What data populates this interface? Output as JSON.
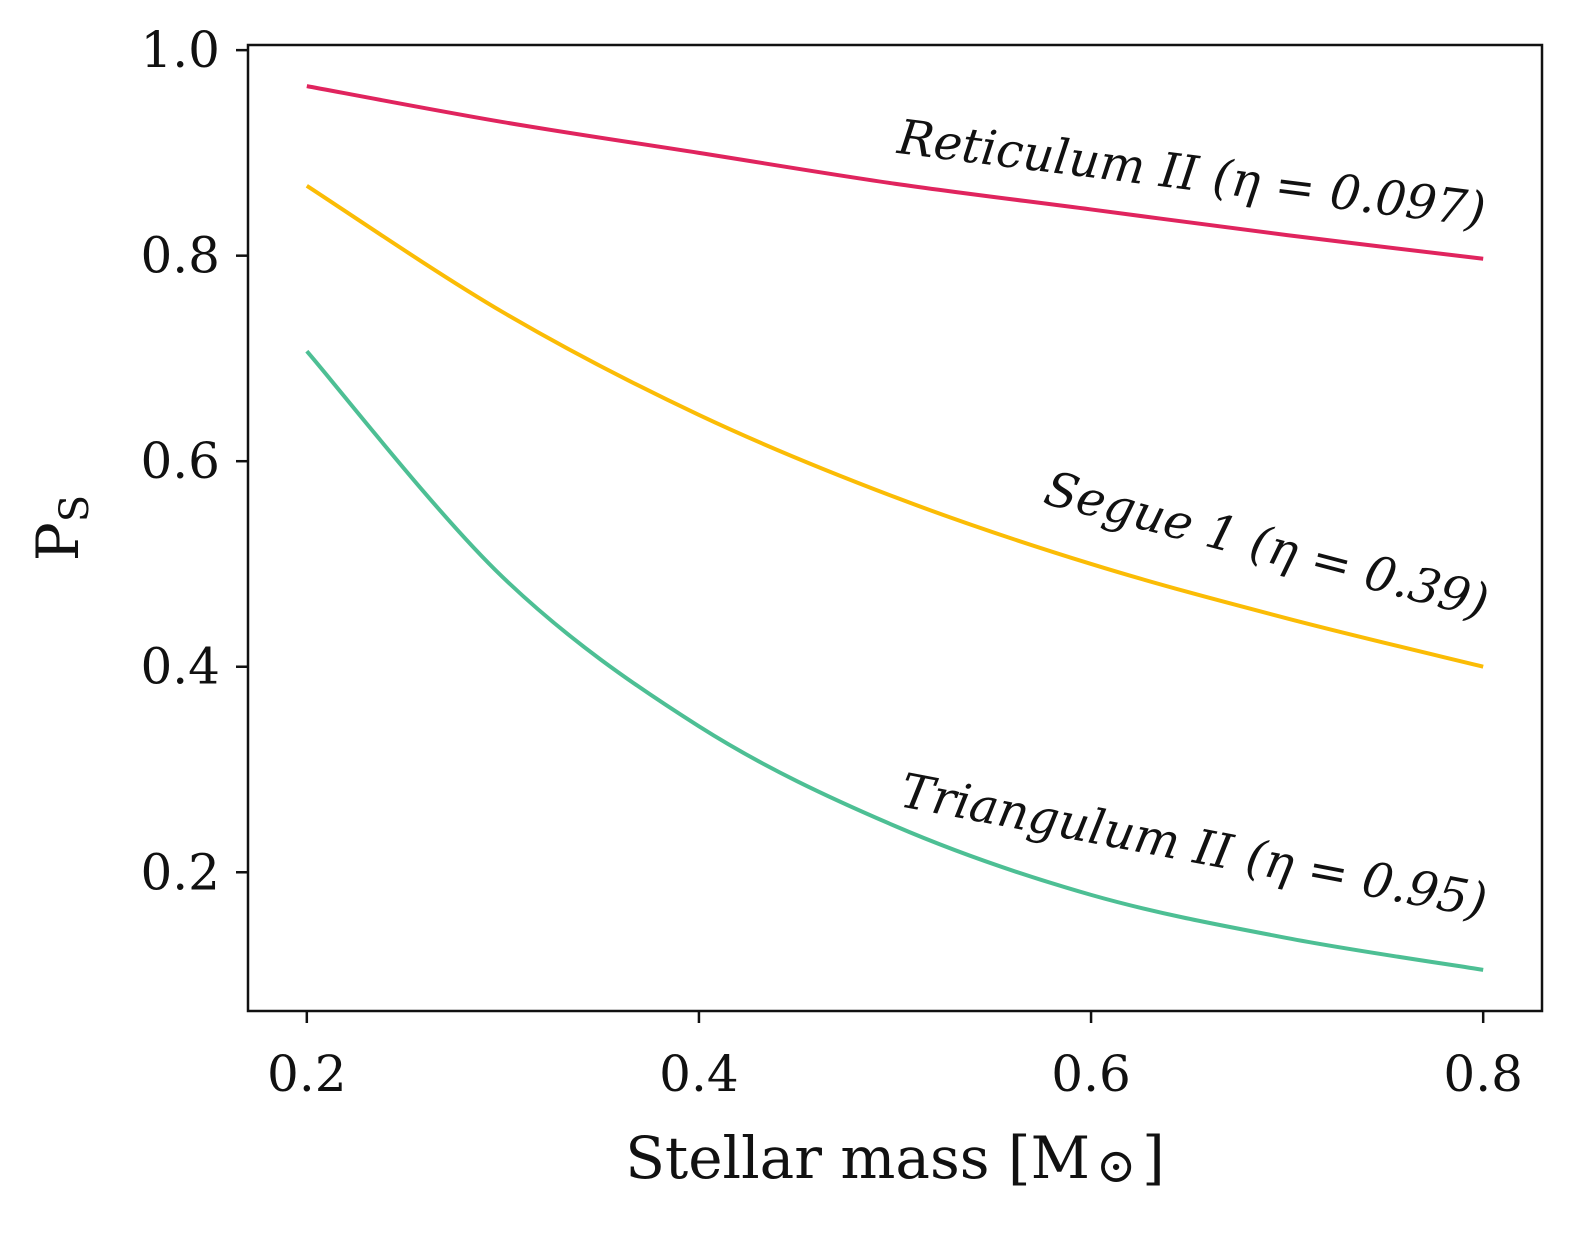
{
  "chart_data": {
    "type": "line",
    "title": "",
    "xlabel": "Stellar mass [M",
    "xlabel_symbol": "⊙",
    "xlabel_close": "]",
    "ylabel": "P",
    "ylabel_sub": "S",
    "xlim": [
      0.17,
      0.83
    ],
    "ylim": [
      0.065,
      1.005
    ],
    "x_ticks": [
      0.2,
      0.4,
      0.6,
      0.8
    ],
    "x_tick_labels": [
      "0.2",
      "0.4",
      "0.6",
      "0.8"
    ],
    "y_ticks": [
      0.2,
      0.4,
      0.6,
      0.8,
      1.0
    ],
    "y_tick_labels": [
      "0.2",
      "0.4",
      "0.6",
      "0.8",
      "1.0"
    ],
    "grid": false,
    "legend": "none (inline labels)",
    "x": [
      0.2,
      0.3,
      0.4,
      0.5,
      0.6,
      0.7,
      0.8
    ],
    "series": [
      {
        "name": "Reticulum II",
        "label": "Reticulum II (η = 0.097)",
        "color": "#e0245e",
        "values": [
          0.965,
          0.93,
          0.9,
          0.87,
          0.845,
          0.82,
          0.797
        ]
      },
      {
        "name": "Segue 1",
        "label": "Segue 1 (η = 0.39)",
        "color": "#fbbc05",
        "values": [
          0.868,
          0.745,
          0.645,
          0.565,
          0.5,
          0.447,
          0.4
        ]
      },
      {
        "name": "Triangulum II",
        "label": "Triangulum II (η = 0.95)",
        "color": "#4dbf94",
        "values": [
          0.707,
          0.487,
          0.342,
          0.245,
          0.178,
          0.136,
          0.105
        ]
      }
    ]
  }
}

### WHAT NEEDS TO BE DONE
Quote the preceding records in their entirety, excluding every picture.

### RESULT
What data populates this interface? Output as JSON.
{
  "chart_data": {
    "type": "line",
    "title": "",
    "xlabel": "Stellar mass [M",
    "xlabel_symbol": "⊙",
    "xlabel_close": "]",
    "ylabel": "P",
    "ylabel_sub": "S",
    "xlim": [
      0.17,
      0.83
    ],
    "ylim": [
      0.065,
      1.005
    ],
    "x_ticks": [
      0.2,
      0.4,
      0.6,
      0.8
    ],
    "x_tick_labels": [
      "0.2",
      "0.4",
      "0.6",
      "0.8"
    ],
    "y_ticks": [
      0.2,
      0.4,
      0.6,
      0.8,
      1.0
    ],
    "y_tick_labels": [
      "0.2",
      "0.4",
      "0.6",
      "0.8",
      "1.0"
    ],
    "grid": false,
    "legend": "none (inline labels)",
    "x": [
      0.2,
      0.3,
      0.4,
      0.5,
      0.6,
      0.7,
      0.8
    ],
    "series": [
      {
        "name": "Reticulum II",
        "label": "Reticulum II (η = 0.097)",
        "color": "#e0245e",
        "values": [
          0.965,
          0.93,
          0.9,
          0.87,
          0.845,
          0.82,
          0.797
        ]
      },
      {
        "name": "Segue 1",
        "label": "Segue 1 (η = 0.39)",
        "color": "#fbbc05",
        "values": [
          0.868,
          0.745,
          0.645,
          0.565,
          0.5,
          0.447,
          0.4
        ]
      },
      {
        "name": "Triangulum II",
        "label": "Triangulum II (η = 0.95)",
        "color": "#4dbf94",
        "values": [
          0.707,
          0.487,
          0.342,
          0.245,
          0.178,
          0.136,
          0.105
        ]
      }
    ]
  }
}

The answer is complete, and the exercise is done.